### Written tasks
**a.** In the film review, what does Spielberg keep to a minimum, unlike Cline in his book?
**b.** Return the stretch of the film review from "The problem is, that" through "into quotidian slumminess?", copied word for word.
**c.** Carry the film review forward from its last sentence.

### Selected extract
◆ ◆ ◆

The problem is, that love story, and the message derived from it – that in our cyber age, we desperately need to spend more time in the real world – doesn’t resonate because Spielberg is much better here at virtual reality (VR) than reality. (And also because the real-life characters have no more emotional heft than video game figures.) Whenever the movie yanks us back into non-OASIS land, there’s a letdown. In a sense, Spielberg is his own worst enemy. After staging a whiz-bang OASIS chase scene set in New York, replete with King Kong and T. rexes slashing into the frame, who wants to be dropped back into quotidian slumminess?

Actually, after a while, I was ready to jettison the OASIS as well. Dynamic as much of the filmmaking inside that world is, and as much fun as picking out all the pop culture references can be, the overall effect is like being trapped inside a video game. (Unlike Cline in his book, Spielberg humbly keeps the citations to his own movies to a minimum.)

◆ ◆ ◆

### Entries supplied
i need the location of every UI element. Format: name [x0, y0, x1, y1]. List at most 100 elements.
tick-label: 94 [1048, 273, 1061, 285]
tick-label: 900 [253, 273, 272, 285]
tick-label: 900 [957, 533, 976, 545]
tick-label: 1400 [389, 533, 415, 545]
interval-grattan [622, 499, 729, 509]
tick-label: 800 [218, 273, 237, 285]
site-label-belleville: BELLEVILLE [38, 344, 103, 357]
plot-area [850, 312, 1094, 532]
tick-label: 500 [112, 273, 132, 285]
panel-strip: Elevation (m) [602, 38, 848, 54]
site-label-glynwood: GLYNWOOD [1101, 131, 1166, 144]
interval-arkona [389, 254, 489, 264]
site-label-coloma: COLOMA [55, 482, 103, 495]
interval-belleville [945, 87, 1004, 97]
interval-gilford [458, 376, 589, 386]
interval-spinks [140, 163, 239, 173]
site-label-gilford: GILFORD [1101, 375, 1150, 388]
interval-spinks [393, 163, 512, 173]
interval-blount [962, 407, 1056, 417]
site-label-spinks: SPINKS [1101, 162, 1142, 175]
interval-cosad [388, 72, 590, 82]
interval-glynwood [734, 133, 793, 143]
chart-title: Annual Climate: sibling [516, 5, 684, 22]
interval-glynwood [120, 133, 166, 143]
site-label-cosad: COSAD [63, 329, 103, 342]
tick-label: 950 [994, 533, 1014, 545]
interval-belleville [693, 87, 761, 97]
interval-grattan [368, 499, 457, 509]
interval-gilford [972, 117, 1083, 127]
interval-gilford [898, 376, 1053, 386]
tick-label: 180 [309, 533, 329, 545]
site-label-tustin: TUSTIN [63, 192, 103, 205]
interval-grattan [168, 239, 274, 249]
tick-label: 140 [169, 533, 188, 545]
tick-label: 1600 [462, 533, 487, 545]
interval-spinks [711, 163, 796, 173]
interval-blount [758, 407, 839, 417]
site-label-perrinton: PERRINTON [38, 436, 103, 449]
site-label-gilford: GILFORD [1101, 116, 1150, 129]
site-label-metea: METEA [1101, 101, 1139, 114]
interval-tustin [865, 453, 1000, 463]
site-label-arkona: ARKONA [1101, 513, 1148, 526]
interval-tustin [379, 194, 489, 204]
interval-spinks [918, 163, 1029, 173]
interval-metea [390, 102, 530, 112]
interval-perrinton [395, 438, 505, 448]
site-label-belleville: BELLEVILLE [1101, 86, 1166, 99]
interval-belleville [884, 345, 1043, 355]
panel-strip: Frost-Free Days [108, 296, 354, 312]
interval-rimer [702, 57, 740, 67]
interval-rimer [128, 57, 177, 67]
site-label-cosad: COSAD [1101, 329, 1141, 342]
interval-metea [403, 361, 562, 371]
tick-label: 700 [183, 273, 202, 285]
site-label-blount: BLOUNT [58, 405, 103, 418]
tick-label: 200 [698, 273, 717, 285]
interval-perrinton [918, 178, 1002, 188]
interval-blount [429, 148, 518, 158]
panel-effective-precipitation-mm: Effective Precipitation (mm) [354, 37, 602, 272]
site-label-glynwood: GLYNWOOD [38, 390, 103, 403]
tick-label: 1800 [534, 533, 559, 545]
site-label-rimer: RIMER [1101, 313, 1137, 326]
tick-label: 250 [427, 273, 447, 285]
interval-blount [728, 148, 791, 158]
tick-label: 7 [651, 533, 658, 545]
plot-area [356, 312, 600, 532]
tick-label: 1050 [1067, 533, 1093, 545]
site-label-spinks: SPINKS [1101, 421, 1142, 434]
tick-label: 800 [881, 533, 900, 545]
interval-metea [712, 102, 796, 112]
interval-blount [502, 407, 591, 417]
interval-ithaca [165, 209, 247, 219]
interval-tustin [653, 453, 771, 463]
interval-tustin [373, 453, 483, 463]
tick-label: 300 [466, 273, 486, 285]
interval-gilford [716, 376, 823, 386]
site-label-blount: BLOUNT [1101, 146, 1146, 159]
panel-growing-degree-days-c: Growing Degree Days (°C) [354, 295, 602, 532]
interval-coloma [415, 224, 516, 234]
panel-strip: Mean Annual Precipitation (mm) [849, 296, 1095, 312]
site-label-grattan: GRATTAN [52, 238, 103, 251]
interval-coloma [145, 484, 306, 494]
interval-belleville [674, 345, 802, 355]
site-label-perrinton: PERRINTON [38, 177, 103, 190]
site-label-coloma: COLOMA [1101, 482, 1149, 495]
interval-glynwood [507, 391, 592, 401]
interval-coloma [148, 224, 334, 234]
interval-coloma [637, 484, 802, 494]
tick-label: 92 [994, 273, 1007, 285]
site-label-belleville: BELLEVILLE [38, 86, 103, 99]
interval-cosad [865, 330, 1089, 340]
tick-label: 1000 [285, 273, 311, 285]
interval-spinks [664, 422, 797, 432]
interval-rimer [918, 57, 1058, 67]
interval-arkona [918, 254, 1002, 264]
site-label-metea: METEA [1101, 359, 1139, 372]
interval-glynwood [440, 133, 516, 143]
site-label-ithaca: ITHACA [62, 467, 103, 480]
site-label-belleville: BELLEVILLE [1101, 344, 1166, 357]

◆ ◆ ◆

### The replies
**a.** The citations to his own movies.

**b.**
The problem is, that love story, and the message derived from it – that in our cyber age, we desperately need to spend more time in the real world – doesn’t resonate because Spielberg is much better here at virtual reality (VR) than reality. (And also because the real-life characters have no more emotional heft than video game figures.) Whenever the movie yanks us back into non-OASIS land, there’s a letdown. In a sense, Spielberg is his own worst enemy. After staging a whiz-bang OASIS chase scene set in New York, replete with King Kong and T. rexes slashing into the frame, who wants to be dropped back into quotidian slumminess?

**c.**
Despite its cautionary tone, “Ready Player One” doesn’t do a great job of making the case for embracing one’s true self in the real world. It’s a bit like those biblical spectacles that warned against sin while playing up the sinners. There was a time a decade or so ago when Spielberg, in his fantasy films, shucked his transcendent Pollyannaism and concocted scabrous, scary dystopias like “War of the Worlds” and “Minority Report.” The fever seems to have lifted from his brow. 

With VR technology already upon us, “Ready Player One” postulates a universe a lot closer to our lives than in those films, and yet it’s noticeably deficient in bad vibes. I think the reason is that the movie is at odds with itself. Spielberg wants us to drop the techno-gadgets and join hands, but it’s the VR world that really juices him. He’s the ultimate fanboy making a movie about the need to move beyond being a fan. Grade: B- (Rated PG-13 for sequences of sci-fi action violence, bloody images, some suggestive material, partial nudity, and language.)